==== TASK INPUT

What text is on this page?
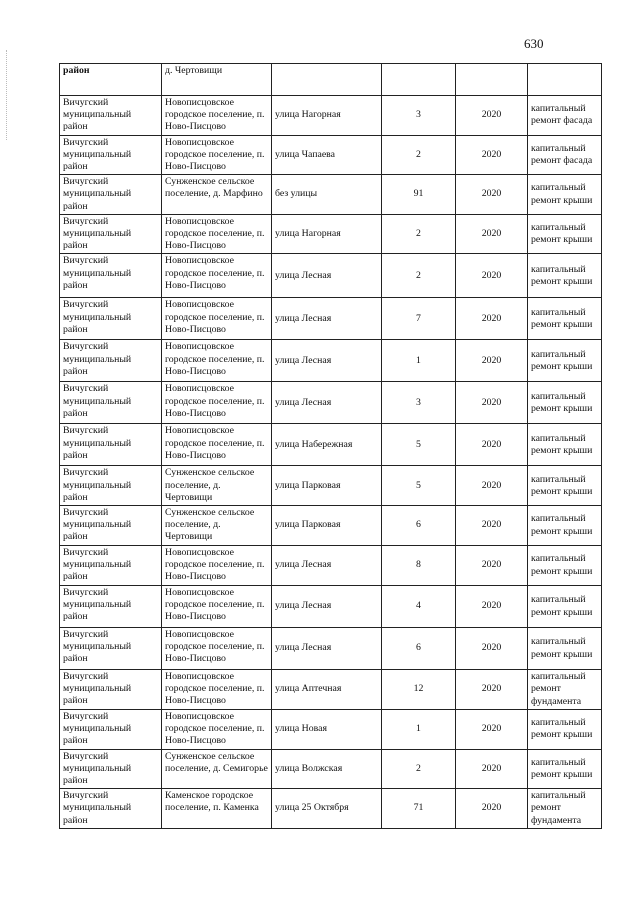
630
район	д. Чертовищи				
Вичугский муниципальный район	Новописцовское городское поселение, п. Ново-Писцово	улица Нагорная	3	2020	капитальный ремонт фасада
Вичугский муниципальный район	Новописцовское городское поселение, п. Ново-Писцово	улица Чапаева	2	2020	капитальный ремонт фасада
Вичугский муниципальный район	Сунженское сельское поселение, д. Марфино	без улицы	91	2020	капитальный ремонт крыши
Вичугский муниципальный район	Новописцовское городское поселение, п. Ново-Писцово	улица Нагорная	2	2020	капитальный ремонт крыши
Вичугский муниципальный район	Новописцовское городское поселение, п. Ново-Писцово	улица Лесная	2	2020	капитальный ремонт крыши
Вичугский муниципальный район	Новописцовское городское поселение, п. Ново-Писцово	улица Лесная	7	2020	капитальный ремонт крыши
Вичугский муниципальный район	Новописцовское городское поселение, п. Ново-Писцово	улица Лесная	1	2020	капитальный ремонт крыши
Вичугский муниципальный район	Новописцовское городское поселение, п. Ново-Писцово	улица Лесная	3	2020	капитальный ремонт крыши
Вичугский муниципальный район	Новописцовское городское поселение, п. Ново-Писцово	улица Набережная	5	2020	капитальный ремонт крыши
Вичугский муниципальный район	Сунженское сельское поселение, д. Чертовищи	улица Парковая	5	2020	капитальный ремонт крыши
Вичугский муниципальный район	Сунженское сельское поселение, д. Чертовищи	улица Парковая	6	2020	капитальный ремонт крыши
Вичугский муниципальный район	Новописцовское городское поселение, п. Ново-Писцово	улица Лесная	8	2020	капитальный ремонт крыши
Вичугский муниципальный район	Новописцовское городское поселение, п. Ново-Писцово	улица Лесная	4	2020	капитальный ремонт крыши
Вичугский муниципальный район	Новописцовское городское поселение, п. Ново-Писцово	улица Лесная	6	2020	капитальный ремонт крыши
Вичугский муниципальный район	Новописцовское городское поселение, п. Ново-Писцово	улица Аптечная	12	2020	капитальный ремонт фундамента
Вичугский муниципальный район	Новописцовское городское поселение, п. Ново-Писцово	улица Новая	1	2020	капитальный ремонт крыши
Вичугский муниципальный район	Сунженское сельское поселение, д. Семигорье	улица Волжская	2	2020	капитальный ремонт крыши
Вичугский муниципальный район	Каменское городское поселение, п. Каменка	улица 25 Октября	71	2020	капитальный ремонт фундамента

========

GIVEN TASK: Using the listing above, list every line in which the string "Парковая" occurs.

EXERCISE ANSWER:
Вичугский муниципальный район	Сунженское сельское поселение, д. Чертовищи	улица Парковая	5	2020	капитальный ремонт крыши
Вичугский муниципальный район	Сунженское сельское поселение, д. Чертовищи	улица Парковая	6	2020	капитальный ремонт крыши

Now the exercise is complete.